(Collected data)
◆ ◆ ◆ ◆ ◆ ◆ ◆

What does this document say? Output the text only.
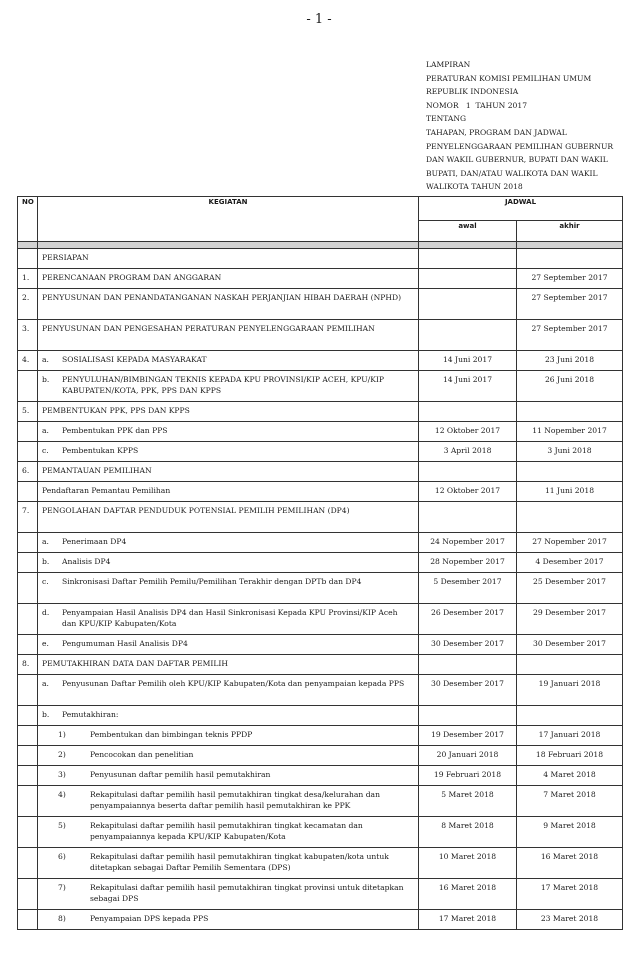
- 1 -
LAMPIRAN
PERATURAN KOMISI PEMILIHAN UMUM
REPUBLIK INDONESIA
NOMOR   1  TAHUN 2017
TENTANG
TAHAPAN, PROGRAM DAN JADWAL
PENYELENGGARAAN PEMILIHAN GUBERNUR
DAN WAKIL GUBERNUR, BUPATI DAN WAKIL
BUPATI, DAN/ATAU WALIKOTA DAN WAKIL
WALIKOTA TAHUN 2018
NO	KEGIATAN	JADWAL	
		awal	akhir

	PERSIAPAN		

1.	PERENCANAAN PROGRAM DAN ANGGARAN		27 September 2017
2.	PENYUSUNAN DAN PENANDATANGANAN NASKAH PERJANJIAN HIBAH DAERAH (NPHD)		27 September 2017
3.	PENYUSUNAN DAN PENGESAHAN PERATURAN PENYELENGGARAAN PEMILIHAN		27 September 2017
4.	a. SOSIALISASI KEPADA MASYARAKAT	14 Juni 2017	23 Juni 2018

	b. PENYULUHAN/BIMBINGAN TEKNIS KEPADA KPU PROVINSI/KIP ACEH, KPU/KIP KABUPATEN/KOTA, PPK, PPS DAN KPPS	14 Juni 2017	26 Juni 2018
5.	PEMBENTUKAN PPK, PPS DAN KPPS		

	a. Pembentukan PPK dan PPS	12 Oktober 2017	11 Nopember 2017

	c. Pembentukan KPPS	3 April 2018	3 Juni 2018
6.	PEMANTAUAN PEMILIHAN		

	Pendaftaran Pemantau Pemilihan	12 Oktober 2017	11 Juni 2018
7.	PENGOLAHAN DAFTAR PENDUDUK POTENSIAL PEMILIH PEMILIHAN (DP4)		

	a. Penerimaan DP4	24 Nopember 2017	27 Nopember 2017

	b. Analisis DP4	28 Nopember 2017	4 Desember 2017

	c. Sinkronisasi Daftar Pemilih Pemilu/Pemilihan Terakhir dengan DPTb dan DP4	5 Desember 2017	25 Desember 2017

	d. Penyampaian Hasil Analisis DP4 dan Hasil Sinkronisasi Kepada KPU Provinsi/KIP Aceh dan KPU/KIP Kabupaten/Kota	26 Desember 2017	29 Desember 2017

	e. Pengumuman Hasil Analisis DP4	30 Desember 2017	30 Desember 2017
8.	PEMUTAKHIRAN DATA DAN DAFTAR PEMILIH		

	a. Penyusunan Daftar Pemilih oleh KPU/KIP Kabupaten/Kota dan penyampaian kepada PPS	30 Desember 2017	19 Januari 2018

	b. Pemutakhiran:		

	1) Pembentukan dan bimbingan teknis PPDP	19 Desember 2017	17 Januari 2018

	2) Pencocokan dan penelitian	20 Januari 2018	18 Februari 2018

	3) Penyusunan daftar pemilih hasil pemutakhiran	19 Februari 2018	4 Maret 2018

	4) Rekapitulasi daftar pemilih hasil pemutakhiran tingkat desa/kelurahan dan penyampaiannya beserta daftar pemilih hasil pemutakhiran ke PPK	5 Maret 2018	7 Maret 2018

	5) Rekapitulasi daftar pemilih hasil pemutakhiran tingkat kecamatan dan penyampaiannya kepada KPU/KIP Kabupaten/Kota	8 Maret 2018	9 Maret 2018

	6) Rekapitulasi daftar pemilih hasil pemutakhiran tingkat kabupaten/kota untuk ditetapkan sebagai Daftar Pemilih Sementara (DPS)	10 Maret 2018	16 Maret 2018

	7) Rekapitulasi daftar pemilih hasil pemutakhiran tingkat provinsi untuk ditetapkan sebagai DPS	16 Maret 2018	17 Maret 2018

	8) Penyampaian DPS kepada PPS	17 Maret 2018	23 Maret 2018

◆ ◆ ◆ ◆ ◆ ◆ ◆

Every record is to be reproduced exactly, with no pictures included.

**SOLUTION FOR THIS TASK**
What does this document say? Output the text only.
- 1 -
LAMPIRAN
PERATURAN KOMISI PEMILIHAN UMUM
REPUBLIK INDONESIA
NOMOR   1  TAHUN 2017
TENTANG
TAHAPAN, PROGRAM DAN JADWAL
PENYELENGGARAAN PEMILIHAN GUBERNUR
DAN WAKIL GUBERNUR, BUPATI DAN WAKIL
BUPATI, DAN/ATAU WALIKOTA DAN WAKIL
WALIKOTA TAHUN 2018
NO	KEGIATAN	JADWAL	
		awal	akhir

	PERSIAPAN		

1.	PERENCANAAN PROGRAM DAN ANGGARAN		27 September 2017
2.	PENYUSUNAN DAN PENANDATANGANAN NASKAH PERJANJIAN HIBAH DAERAH (NPHD)		27 September 2017
3.	PENYUSUNAN DAN PENGESAHAN PERATURAN PENYELENGGARAAN PEMILIHAN		27 September 2017
4.	a. SOSIALISASI KEPADA MASYARAKAT	14 Juni 2017	23 Juni 2018

	b. PENYULUHAN/BIMBINGAN TEKNIS KEPADA KPU PROVINSI/KIP ACEH, KPU/KIP KABUPATEN/KOTA, PPK, PPS DAN KPPS	14 Juni 2017	26 Juni 2018
5.	PEMBENTUKAN PPK, PPS DAN KPPS		

	a. Pembentukan PPK dan PPS	12 Oktober 2017	11 Nopember 2017

	c. Pembentukan KPPS	3 April 2018	3 Juni 2018
6.	PEMANTAUAN PEMILIHAN		

	Pendaftaran Pemantau Pemilihan	12 Oktober 2017	11 Juni 2018
7.	PENGOLAHAN DAFTAR PENDUDUK POTENSIAL PEMILIH PEMILIHAN (DP4)		

	a. Penerimaan DP4	24 Nopember 2017	27 Nopember 2017

	b. Analisis DP4	28 Nopember 2017	4 Desember 2017

	c. Sinkronisasi Daftar Pemilih Pemilu/Pemilihan Terakhir dengan DPTb dan DP4	5 Desember 2017	25 Desember 2017

	d. Penyampaian Hasil Analisis DP4 dan Hasil Sinkronisasi Kepada KPU Provinsi/KIP Aceh dan KPU/KIP Kabupaten/Kota	26 Desember 2017	29 Desember 2017

	e. Pengumuman Hasil Analisis DP4	30 Desember 2017	30 Desember 2017
8.	PEMUTAKHIRAN DATA DAN DAFTAR PEMILIH		

	a. Penyusunan Daftar Pemilih oleh KPU/KIP Kabupaten/Kota dan penyampaian kepada PPS	30 Desember 2017	19 Januari 2018

	b. Pemutakhiran:		

	1) Pembentukan dan bimbingan teknis PPDP	19 Desember 2017	17 Januari 2018

	2) Pencocokan dan penelitian	20 Januari 2018	18 Februari 2018

	3) Penyusunan daftar pemilih hasil pemutakhiran	19 Februari 2018	4 Maret 2018

	4) Rekapitulasi daftar pemilih hasil pemutakhiran tingkat desa/kelurahan dan penyampaiannya beserta daftar pemilih hasil pemutakhiran ke PPK	5 Maret 2018	7 Maret 2018

	5) Rekapitulasi daftar pemilih hasil pemutakhiran tingkat kecamatan dan penyampaiannya kepada KPU/KIP Kabupaten/Kota	8 Maret 2018	9 Maret 2018

	6) Rekapitulasi daftar pemilih hasil pemutakhiran tingkat kabupaten/kota untuk ditetapkan sebagai Daftar Pemilih Sementara (DPS)	10 Maret 2018	16 Maret 2018

	7) Rekapitulasi daftar pemilih hasil pemutakhiran tingkat provinsi untuk ditetapkan sebagai DPS	16 Maret 2018	17 Maret 2018

	8) Penyampaian DPS kepada PPS	17 Maret 2018	23 Maret 2018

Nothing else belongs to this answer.